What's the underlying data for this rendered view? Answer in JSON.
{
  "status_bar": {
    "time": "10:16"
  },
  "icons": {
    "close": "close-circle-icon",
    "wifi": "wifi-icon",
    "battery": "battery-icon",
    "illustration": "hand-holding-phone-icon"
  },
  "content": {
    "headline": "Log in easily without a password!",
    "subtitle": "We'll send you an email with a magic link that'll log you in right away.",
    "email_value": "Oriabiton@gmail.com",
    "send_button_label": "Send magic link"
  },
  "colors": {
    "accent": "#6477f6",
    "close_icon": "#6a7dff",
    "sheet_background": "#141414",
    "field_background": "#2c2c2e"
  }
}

=======

▶ **STATED EXERCISE**: Set every line of the listing down word for word.

▶ **TASK OUTPUT**:
What's the underlying data for this rendered view? Answer in JSON.
{
  "status_bar": {
    "time": "10:16"
  },
  "icons": {
    "close": "close-circle-icon",
    "wifi": "wifi-icon",
    "battery": "battery-icon",
    "illustration": "hand-holding-phone-icon"
  },
  "content": {
    "headline": "Log in easily without a password!",
    "subtitle": "We'll send you an email with a magic link that'll log you in right away.",
    "email_value": "Oriabiton@gmail.com",
    "send_button_label": "Send magic link"
  },
  "colors": {
    "accent": "#6477f6",
    "close_icon": "#6a7dff",
    "sheet_background": "#141414",
    "field_background": "#2c2c2e"
  }
}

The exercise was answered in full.